==== Selection ====

UBC Properties Trust, on behalf of the University of British Columbia (UBC), is developing a new student residence on their Okanagan campus referred to as the Skeena Residence. A primary aim of the project is to achieve the maximum sustainability performance possible within the specified program and budget, so the project has been designed to meet the Passive House standard.

We were retained as the Passive House and building enclosure consultant for this project. Our team has completed design development and is in the process of completing the design stage review. Through this process, our team identified four key challenges. These include optimizing the Primary Energy Renewable (PER) factors, managing the overheating risk, optimizing the cost, and addressing the lack of commercially available heat pump clothes dryers. All these factors will impact the project’s ability to meet Passive House certification requirements, so our design team got creative to solve these problems.

To optimize the PER factors, our team modeled actual data usage on appliance loads, such as those from mini fridges and dryers, and optimized the ASHRAE 62 and Passive House ventilation design. Our design will reduce the lighting load by using LED lighting combined with occupancy sensors in transient spaces and minimize the pumping energy by using direct digital control (DDC) variable speed drive (VSD) pumps. To ensure efficient space heating and cooling, our design combines air-to-water heat pumps with 4 pipe fan coil units. Efficient domestic hot water (DHW) heating will be achieved using air-to-water heat pumps with electric boilers serving as backup. Low-flow fixtures will reduce water consumption.

Overheating is often a risk when a high-performance building is designed without a cooling system to avoid the resulting energy consumption. To manage this risk, our team investigated the impact of shading devices such as overhangs, reveal, and operable shades on the overheating risk. We also considered the strategic placement of deciduous trees to provide shading during the summer. Ultimately, our team settled on providing an efficient cooling system to ensure the long-term performance of the building.

==== Data shown ====

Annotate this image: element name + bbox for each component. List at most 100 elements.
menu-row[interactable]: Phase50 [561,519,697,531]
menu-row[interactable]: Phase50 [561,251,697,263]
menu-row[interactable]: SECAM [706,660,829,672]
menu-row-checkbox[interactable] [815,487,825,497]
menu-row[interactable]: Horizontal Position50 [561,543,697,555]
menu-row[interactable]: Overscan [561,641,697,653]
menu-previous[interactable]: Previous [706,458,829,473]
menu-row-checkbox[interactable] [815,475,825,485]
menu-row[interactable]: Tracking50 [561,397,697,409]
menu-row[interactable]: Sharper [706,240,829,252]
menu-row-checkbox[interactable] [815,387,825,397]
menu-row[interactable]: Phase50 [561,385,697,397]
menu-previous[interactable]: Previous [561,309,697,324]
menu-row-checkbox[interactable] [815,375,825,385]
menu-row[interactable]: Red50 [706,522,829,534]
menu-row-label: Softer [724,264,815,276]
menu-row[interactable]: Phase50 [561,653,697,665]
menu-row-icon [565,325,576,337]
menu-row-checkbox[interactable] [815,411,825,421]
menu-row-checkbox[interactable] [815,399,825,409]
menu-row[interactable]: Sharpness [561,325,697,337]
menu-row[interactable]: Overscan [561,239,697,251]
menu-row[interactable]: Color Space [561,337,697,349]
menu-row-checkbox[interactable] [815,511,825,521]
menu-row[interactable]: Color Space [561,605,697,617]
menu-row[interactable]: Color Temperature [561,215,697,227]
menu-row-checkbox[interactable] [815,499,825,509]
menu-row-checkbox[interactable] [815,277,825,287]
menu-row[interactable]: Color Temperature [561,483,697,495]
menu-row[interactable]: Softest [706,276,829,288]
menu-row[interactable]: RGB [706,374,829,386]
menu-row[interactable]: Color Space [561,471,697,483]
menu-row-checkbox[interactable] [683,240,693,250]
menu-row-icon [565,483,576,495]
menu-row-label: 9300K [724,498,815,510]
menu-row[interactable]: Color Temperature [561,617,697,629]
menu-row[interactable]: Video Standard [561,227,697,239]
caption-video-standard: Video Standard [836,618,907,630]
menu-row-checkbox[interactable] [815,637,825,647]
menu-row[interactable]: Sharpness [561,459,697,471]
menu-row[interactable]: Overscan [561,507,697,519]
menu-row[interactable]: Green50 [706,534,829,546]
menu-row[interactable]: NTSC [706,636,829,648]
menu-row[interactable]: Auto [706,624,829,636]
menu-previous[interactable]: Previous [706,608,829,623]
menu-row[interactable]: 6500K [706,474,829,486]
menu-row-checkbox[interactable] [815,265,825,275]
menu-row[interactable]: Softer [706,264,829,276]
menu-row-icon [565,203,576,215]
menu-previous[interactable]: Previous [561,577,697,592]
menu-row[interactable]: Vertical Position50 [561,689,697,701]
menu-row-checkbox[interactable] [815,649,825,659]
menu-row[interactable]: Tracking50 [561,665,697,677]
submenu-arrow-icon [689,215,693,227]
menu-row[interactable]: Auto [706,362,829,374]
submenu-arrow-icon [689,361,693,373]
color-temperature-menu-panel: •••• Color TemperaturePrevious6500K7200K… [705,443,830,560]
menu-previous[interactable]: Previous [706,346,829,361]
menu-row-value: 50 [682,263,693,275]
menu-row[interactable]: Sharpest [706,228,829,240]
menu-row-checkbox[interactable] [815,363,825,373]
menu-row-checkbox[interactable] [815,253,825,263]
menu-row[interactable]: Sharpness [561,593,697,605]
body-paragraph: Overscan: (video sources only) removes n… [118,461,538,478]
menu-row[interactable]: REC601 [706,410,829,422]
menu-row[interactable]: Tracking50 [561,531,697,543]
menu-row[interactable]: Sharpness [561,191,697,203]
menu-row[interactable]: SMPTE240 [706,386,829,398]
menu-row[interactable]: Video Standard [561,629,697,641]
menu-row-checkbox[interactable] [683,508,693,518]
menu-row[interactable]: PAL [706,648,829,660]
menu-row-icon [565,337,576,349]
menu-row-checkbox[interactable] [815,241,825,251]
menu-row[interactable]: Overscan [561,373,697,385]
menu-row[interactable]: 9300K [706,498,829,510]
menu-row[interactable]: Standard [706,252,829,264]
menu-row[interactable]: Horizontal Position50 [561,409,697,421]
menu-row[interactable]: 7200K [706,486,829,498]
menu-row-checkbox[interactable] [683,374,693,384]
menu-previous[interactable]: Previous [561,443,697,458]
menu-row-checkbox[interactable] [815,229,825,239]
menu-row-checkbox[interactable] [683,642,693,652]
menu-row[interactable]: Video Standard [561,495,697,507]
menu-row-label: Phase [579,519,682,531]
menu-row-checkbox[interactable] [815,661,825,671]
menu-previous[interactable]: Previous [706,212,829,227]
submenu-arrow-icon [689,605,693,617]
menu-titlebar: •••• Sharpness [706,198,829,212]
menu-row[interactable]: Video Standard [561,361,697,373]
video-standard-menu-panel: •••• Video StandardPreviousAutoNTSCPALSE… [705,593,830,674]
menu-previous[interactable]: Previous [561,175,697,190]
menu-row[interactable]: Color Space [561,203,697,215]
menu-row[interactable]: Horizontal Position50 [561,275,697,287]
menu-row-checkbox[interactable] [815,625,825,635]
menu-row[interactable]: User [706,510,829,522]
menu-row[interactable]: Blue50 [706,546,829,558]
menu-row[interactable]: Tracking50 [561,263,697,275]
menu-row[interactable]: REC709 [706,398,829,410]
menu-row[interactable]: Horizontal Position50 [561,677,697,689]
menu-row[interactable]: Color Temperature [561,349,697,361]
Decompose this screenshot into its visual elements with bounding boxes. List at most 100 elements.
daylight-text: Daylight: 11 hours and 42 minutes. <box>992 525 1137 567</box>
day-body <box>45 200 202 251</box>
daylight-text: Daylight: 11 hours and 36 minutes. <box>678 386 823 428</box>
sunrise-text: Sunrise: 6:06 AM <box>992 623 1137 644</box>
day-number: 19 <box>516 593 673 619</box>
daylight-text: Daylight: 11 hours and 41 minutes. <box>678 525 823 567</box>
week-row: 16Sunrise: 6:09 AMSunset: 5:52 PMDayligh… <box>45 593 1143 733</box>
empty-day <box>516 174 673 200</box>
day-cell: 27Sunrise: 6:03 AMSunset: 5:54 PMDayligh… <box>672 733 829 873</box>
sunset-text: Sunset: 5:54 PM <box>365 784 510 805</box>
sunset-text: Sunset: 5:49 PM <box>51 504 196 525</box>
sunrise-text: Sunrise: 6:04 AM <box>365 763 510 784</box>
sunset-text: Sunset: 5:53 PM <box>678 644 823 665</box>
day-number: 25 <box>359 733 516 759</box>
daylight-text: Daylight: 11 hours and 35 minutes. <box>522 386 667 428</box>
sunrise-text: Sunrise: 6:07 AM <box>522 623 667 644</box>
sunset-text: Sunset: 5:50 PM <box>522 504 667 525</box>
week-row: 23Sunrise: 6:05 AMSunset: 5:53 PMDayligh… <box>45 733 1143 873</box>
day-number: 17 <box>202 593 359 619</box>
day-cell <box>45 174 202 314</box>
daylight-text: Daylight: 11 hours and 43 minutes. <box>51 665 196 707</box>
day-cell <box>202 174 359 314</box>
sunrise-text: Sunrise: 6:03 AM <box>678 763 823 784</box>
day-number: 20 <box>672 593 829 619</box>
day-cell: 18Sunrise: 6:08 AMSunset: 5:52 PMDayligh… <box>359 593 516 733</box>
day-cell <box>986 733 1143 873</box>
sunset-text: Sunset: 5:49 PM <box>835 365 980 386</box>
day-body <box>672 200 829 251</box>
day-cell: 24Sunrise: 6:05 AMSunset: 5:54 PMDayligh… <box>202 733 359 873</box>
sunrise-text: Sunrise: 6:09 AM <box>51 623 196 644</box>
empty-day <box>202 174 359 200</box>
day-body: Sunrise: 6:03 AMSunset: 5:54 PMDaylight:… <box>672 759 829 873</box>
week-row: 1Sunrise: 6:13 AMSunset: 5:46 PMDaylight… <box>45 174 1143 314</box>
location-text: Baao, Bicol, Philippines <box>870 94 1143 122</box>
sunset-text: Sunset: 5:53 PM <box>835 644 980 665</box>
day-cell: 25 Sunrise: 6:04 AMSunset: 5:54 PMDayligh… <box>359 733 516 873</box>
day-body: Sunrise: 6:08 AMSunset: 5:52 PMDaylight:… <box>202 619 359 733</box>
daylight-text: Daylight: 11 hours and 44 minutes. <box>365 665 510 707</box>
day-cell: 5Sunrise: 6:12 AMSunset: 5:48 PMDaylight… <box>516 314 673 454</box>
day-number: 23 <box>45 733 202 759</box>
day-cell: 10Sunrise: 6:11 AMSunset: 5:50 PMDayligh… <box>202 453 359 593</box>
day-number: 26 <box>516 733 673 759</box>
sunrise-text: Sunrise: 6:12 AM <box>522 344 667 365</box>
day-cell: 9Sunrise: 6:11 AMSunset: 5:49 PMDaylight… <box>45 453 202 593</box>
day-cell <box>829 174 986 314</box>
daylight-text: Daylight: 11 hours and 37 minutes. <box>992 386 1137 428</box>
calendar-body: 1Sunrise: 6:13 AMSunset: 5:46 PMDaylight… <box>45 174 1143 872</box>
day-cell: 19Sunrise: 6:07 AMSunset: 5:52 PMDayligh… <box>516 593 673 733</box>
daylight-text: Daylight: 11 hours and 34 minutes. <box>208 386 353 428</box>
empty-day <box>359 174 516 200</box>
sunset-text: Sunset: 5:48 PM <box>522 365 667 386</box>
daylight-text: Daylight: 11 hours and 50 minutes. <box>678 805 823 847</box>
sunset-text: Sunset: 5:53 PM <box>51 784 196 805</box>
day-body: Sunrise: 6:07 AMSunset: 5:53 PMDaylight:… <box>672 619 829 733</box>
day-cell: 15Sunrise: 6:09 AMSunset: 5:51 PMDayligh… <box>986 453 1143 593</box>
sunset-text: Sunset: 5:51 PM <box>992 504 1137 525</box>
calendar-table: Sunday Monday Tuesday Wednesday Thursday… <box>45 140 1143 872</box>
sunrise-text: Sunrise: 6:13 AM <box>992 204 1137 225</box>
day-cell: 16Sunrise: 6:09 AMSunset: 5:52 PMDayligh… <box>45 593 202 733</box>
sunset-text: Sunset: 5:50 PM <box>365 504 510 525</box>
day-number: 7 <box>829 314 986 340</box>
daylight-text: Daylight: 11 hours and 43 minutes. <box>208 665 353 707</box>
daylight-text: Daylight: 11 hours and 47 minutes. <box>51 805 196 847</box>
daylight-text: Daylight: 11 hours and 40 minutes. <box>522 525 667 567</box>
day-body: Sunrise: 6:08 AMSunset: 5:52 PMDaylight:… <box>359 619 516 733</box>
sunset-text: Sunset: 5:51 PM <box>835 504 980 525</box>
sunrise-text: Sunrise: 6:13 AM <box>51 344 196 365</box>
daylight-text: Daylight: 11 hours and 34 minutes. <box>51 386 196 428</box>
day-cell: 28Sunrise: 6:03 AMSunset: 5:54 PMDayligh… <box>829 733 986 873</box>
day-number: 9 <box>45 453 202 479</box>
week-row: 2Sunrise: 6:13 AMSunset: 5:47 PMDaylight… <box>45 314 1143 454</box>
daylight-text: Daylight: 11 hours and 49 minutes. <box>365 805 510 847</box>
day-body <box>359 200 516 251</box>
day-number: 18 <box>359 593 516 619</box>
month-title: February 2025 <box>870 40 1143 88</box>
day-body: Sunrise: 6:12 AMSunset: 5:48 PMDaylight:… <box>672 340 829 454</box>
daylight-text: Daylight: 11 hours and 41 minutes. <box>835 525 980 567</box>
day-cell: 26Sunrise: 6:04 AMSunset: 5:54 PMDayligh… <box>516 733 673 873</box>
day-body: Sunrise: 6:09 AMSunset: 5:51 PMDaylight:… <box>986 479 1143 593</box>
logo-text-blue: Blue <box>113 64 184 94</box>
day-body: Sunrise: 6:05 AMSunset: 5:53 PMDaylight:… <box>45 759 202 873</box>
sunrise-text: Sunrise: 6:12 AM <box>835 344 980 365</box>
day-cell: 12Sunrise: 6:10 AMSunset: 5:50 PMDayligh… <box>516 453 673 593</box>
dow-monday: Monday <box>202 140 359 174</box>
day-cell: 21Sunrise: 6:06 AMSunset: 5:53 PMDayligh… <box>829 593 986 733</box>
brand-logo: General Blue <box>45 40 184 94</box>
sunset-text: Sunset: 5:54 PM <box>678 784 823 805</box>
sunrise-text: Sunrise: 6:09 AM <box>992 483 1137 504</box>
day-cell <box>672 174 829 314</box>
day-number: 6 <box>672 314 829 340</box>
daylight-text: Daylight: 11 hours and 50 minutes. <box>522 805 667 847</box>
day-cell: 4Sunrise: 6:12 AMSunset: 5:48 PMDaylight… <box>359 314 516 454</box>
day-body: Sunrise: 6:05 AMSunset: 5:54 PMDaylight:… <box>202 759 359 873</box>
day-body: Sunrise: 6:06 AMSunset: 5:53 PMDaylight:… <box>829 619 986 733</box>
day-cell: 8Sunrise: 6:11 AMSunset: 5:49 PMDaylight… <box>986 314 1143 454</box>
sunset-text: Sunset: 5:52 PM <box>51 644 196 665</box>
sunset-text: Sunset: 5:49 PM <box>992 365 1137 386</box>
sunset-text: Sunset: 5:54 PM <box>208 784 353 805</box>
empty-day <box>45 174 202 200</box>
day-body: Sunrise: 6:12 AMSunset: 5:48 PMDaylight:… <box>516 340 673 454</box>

====

:: To do ::
**A)** Rewrite the paragraph in the Skeena Residence text that begins "To optimize the PER factors" as a bulleted list, keeping its main facts.
**B)** Answer these questions from the Skeena Residence text, one line per answer:
(i) Which standard was the project designed to meet?
(ii) In what role was the team retained for the project?
(iii) What did the team finally choose to manage the overheating risk?
**C)** Continue the Skeena Residence text, picking up after its final sentence.

:: Results in order ::
**A)**
- Modeled actual usage data for appliance loads, such as mini fridges and dryers
- Optimized the ASHRAE 62 and Passive House ventilation design
- Reduced the lighting load with LED lighting and occupancy sensors in transient spaces
- Minimized pumping energy with direct digital control (DDC) variable speed drive (VSD) pumps
- Combined air-to-water heat pumps with 4 pipe fan coil units for space heating and cooling
- Heated domestic hot water (DHW) with air-to-water heat pumps, backed up by electric boilers
- Reduced water consumption with low-flow fixtures

**B)**
(i) The Passive House standard.
(ii) As the Passive House and building enclosure consultant.
(iii) An efficient cooling system, to ensure the building's long-term performance.

**C)**
To optimize the project cost, our project design locates all the supply zones on one side of the building and the extract zones on the other side of the building, which minimizes the ductwork that must be directed to each zone. An overhead plenum above the laundry room will allow sufficient transfer of air between the supply side and the extract side. We also simplified the building form to minimize heat loss by reducing the enclosure area, which also serves to reduce the number of thermal bridges.

In the case of the dryers, we determined that the best approach was to locate the laundry room adjacent to outdoor space to enable the positioning of 10 direct exhaust dryers next to the exterior wall. All the direct exhaust from the dryers will be ducted into a single overhead plenum before exiting the building enclosure. Air intake will be achieved with an interlocked make-up air damper to provide air near the ground level only when the dryers are in operation. All these design elements in combination will allow the project to utilize commercial-grade direct exhaust dryers while minimizing the effects on the Passive House metrics.

Rendering provided by Public Architecture + Communication Inc.


May 6, 2019


UBC Properties Trust


Public Architecture + Communication Inc.

Our Role:

Building Enclosure Consultant, Energy Performance Consultant

Key Services

Passive House Consulting
Design Assistance

We guide design teams through the Passive House certification process by providing input on design strategies, components, and systems; modeling the building using the Passive House software, and documenting all aspects required for certification.

Eric Catania | P.Eng.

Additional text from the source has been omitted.